=== TASK OBJECTIVE ===
Wherever the word "color" shows up in a line, please copy that line.

=== Stored items ===
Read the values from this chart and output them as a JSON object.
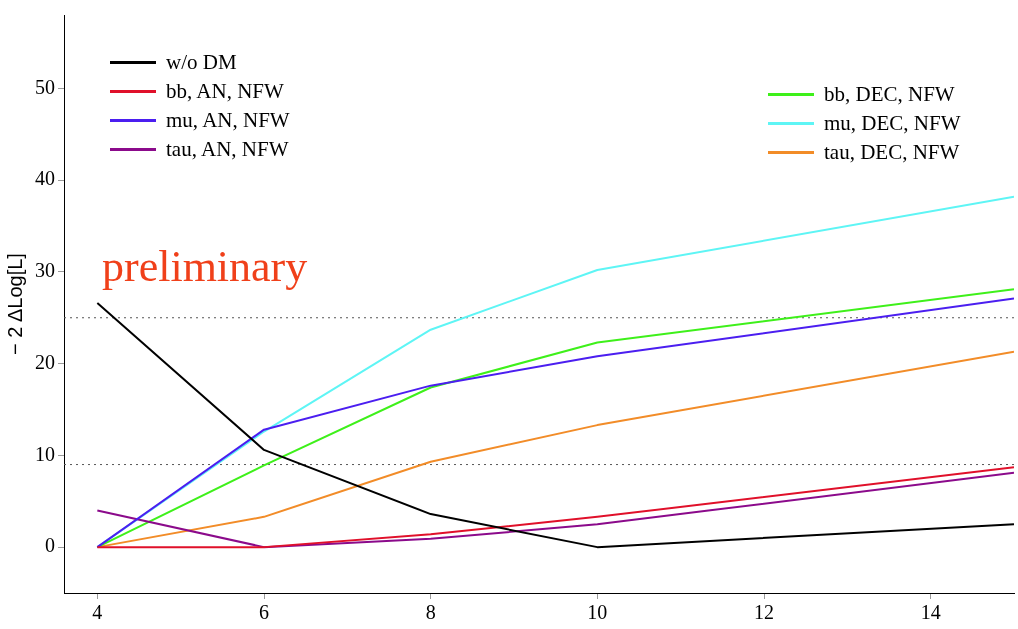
{
  "chart_data": {
    "type": "line",
    "ylabel": "− 2 ΔLog[L]",
    "annotations": [
      "preliminary"
    ],
    "x": [
      4,
      6,
      8,
      10,
      15
    ],
    "series": [
      {
        "name": "w/o DM",
        "color": "#000000",
        "values": [
          26.6,
          10.6,
          3.6,
          0,
          2.5
        ]
      },
      {
        "name": "bb, AN, NFW",
        "color": "#e0102a",
        "values": [
          0,
          0,
          1.4,
          3.3,
          8.7
        ]
      },
      {
        "name": "mu, AN, NFW",
        "color": "#4b1ef0",
        "values": [
          0,
          12.8,
          17.6,
          20.8,
          27.1
        ]
      },
      {
        "name": "tau, AN, NFW",
        "color": "#8b0a8b",
        "values": [
          4,
          0,
          0.9,
          2.5,
          8.1
        ]
      },
      {
        "name": "bb, DEC, NFW",
        "color": "#3ef01a",
        "values": [
          0,
          8.9,
          17.4,
          22.3,
          28.1
        ]
      },
      {
        "name": "mu, DEC, NFW",
        "color": "#5ef5f5",
        "values": [
          0,
          12.6,
          23.7,
          30.2,
          38.2
        ]
      },
      {
        "name": "tau, DEC, NFW",
        "color": "#f28c28",
        "values": [
          0,
          3.3,
          9.3,
          13.3,
          21.3
        ]
      }
    ],
    "xlim": [
      3.6,
      15
    ],
    "xticks": [
      4,
      6,
      8,
      10,
      12,
      14
    ],
    "ylim": [
      -5,
      58
    ],
    "yticks": [
      0,
      10,
      20,
      30,
      40,
      50
    ],
    "ref_lines": [
      {
        "axis": "y",
        "value": 25,
        "color": "#555555",
        "line_style": "dotted"
      },
      {
        "axis": "y",
        "value": 9,
        "color": "#555555",
        "line_style": "dotted"
      }
    ],
    "grid": false,
    "legend": "top",
    "marker": "none",
    "line_style": "solid"
  }
}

=== RESULT BELOW ===
        "color": "#000000",
        "color": "#e0102a",
        "color": "#4b1ef0",
        "color": "#8b0a8b",
        "color": "#3ef01a",
        "color": "#5ef5f5",
        "color": "#f28c28",
        "color": "#555555",
        "color": "#555555",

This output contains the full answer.